> _TASK DATA_:
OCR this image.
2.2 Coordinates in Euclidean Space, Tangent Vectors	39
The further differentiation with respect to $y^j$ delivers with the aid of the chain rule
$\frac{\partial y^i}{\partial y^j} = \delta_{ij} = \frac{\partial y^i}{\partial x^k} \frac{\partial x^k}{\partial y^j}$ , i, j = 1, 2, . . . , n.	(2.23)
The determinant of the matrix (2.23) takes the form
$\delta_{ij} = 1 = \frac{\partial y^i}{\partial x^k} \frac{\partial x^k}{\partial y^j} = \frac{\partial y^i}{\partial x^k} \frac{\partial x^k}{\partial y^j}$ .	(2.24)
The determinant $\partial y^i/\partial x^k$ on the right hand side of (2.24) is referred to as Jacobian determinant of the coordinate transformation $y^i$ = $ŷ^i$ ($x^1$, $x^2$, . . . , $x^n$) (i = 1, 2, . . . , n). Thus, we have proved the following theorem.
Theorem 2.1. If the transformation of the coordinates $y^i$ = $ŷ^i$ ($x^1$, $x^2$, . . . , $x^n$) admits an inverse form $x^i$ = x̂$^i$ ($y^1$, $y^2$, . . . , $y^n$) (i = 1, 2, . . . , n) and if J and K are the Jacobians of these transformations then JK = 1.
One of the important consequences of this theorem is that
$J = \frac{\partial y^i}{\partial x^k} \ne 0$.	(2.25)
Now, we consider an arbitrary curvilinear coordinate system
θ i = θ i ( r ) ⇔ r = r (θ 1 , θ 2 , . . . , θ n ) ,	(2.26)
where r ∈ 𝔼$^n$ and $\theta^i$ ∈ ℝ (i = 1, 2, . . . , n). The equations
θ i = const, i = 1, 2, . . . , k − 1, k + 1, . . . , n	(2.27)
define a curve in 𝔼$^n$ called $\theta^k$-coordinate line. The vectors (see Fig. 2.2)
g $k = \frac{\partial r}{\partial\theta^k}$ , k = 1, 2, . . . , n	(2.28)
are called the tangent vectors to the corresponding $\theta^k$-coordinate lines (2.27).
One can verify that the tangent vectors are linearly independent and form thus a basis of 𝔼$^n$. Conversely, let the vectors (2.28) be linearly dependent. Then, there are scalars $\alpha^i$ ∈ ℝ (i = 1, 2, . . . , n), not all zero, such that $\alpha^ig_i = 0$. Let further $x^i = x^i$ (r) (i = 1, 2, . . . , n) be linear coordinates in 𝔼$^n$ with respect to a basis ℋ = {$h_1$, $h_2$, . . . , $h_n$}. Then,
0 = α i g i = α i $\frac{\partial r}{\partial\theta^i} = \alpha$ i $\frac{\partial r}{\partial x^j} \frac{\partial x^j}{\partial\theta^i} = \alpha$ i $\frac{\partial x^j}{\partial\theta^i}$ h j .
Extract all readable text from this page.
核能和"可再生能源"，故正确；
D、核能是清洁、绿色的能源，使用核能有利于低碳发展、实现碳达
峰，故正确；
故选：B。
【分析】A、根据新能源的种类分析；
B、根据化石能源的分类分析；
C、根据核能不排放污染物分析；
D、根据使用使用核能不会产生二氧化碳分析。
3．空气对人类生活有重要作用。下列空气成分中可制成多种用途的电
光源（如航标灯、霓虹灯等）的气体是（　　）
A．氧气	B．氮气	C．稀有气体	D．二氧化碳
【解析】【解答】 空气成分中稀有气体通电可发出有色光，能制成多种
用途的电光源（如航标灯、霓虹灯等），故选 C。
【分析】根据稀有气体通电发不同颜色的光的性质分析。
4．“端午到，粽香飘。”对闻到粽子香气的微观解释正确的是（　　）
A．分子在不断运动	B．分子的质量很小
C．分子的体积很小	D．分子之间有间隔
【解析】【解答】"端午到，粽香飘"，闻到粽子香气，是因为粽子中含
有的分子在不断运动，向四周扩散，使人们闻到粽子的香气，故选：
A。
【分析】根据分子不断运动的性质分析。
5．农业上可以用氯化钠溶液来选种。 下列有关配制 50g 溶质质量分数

> _THE TASK_:
Write out the full set of records exactly as given.

> _SOLUTION TO THIS EXERCISE_:
OCR this image.
2.2 Coordinates in Euclidean Space, Tangent Vectors	39
The further differentiation with respect to $y^j$ delivers with the aid of the chain rule
$\frac{\partial y^i}{\partial y^j} = \delta_{ij} = \frac{\partial y^i}{\partial x^k} \frac{\partial x^k}{\partial y^j}$ , i, j = 1, 2, . . . , n.	(2.23)
The determinant of the matrix (2.23) takes the form
$\delta_{ij} = 1 = \frac{\partial y^i}{\partial x^k} \frac{\partial x^k}{\partial y^j} = \frac{\partial y^i}{\partial x^k} \frac{\partial x^k}{\partial y^j}$ .	(2.24)
The determinant $\partial y^i/\partial x^k$ on the right hand side of (2.24) is referred to as Jacobian determinant of the coordinate transformation $y^i$ = $ŷ^i$ ($x^1$, $x^2$, . . . , $x^n$) (i = 1, 2, . . . , n). Thus, we have proved the following theorem.
Theorem 2.1. If the transformation of the coordinates $y^i$ = $ŷ^i$ ($x^1$, $x^2$, . . . , $x^n$) admits an inverse form $x^i$ = x̂$^i$ ($y^1$, $y^2$, . . . , $y^n$) (i = 1, 2, . . . , n) and if J and K are the Jacobians of these transformations then JK = 1.
One of the important consequences of this theorem is that
$J = \frac{\partial y^i}{\partial x^k} \ne 0$.	(2.25)
Now, we consider an arbitrary curvilinear coordinate system
θ i = θ i ( r ) ⇔ r = r (θ 1 , θ 2 , . . . , θ n ) ,	(2.26)
where r ∈ 𝔼$^n$ and $\theta^i$ ∈ ℝ (i = 1, 2, . . . , n). The equations
θ i = const, i = 1, 2, . . . , k − 1, k + 1, . . . , n	(2.27)
define a curve in 𝔼$^n$ called $\theta^k$-coordinate line. The vectors (see Fig. 2.2)
g $k = \frac{\partial r}{\partial\theta^k}$ , k = 1, 2, . . . , n	(2.28)
are called the tangent vectors to the corresponding $\theta^k$-coordinate lines (2.27).
One can verify that the tangent vectors are linearly independent and form thus a basis of 𝔼$^n$. Conversely, let the vectors (2.28) be linearly dependent. Then, there are scalars $\alpha^i$ ∈ ℝ (i = 1, 2, . . . , n), not all zero, such that $\alpha^ig_i = 0$. Let further $x^i = x^i$ (r) (i = 1, 2, . . . , n) be linear coordinates in 𝔼$^n$ with respect to a basis ℋ = {$h_1$, $h_2$, . . . , $h_n$}. Then,
0 = α i g i = α i $\frac{\partial r}{\partial\theta^i} = \alpha$ i $\frac{\partial r}{\partial x^j} \frac{\partial x^j}{\partial\theta^i} = \alpha$ i $\frac{\partial x^j}{\partial\theta^i}$ h j .
Extract all readable text from this page.
核能和"可再生能源"，故正确；
D、核能是清洁、绿色的能源，使用核能有利于低碳发展、实现碳达
峰，故正确；
故选：B。
【分析】A、根据新能源的种类分析；
B、根据化石能源的分类分析；
C、根据核能不排放污染物分析；
D、根据使用使用核能不会产生二氧化碳分析。
3．空气对人类生活有重要作用。下列空气成分中可制成多种用途的电
光源（如航标灯、霓虹灯等）的气体是（　　）
A．氧气	B．氮气	C．稀有气体	D．二氧化碳
【解析】【解答】 空气成分中稀有气体通电可发出有色光，能制成多种
用途的电光源（如航标灯、霓虹灯等），故选 C。
【分析】根据稀有气体通电发不同颜色的光的性质分析。
4．“端午到，粽香飘。”对闻到粽子香气的微观解释正确的是（　　）
A．分子在不断运动	B．分子的质量很小
C．分子的体积很小	D．分子之间有间隔
【解析】【解答】"端午到，粽香飘"，闻到粽子香气，是因为粽子中含
有的分子在不断运动，向四周扩散，使人们闻到粽子的香气，故选：
A。
【分析】根据分子不断运动的性质分析。
5．农业上可以用氯化钠溶液来选种。 下列有关配制 50g 溶质质量分数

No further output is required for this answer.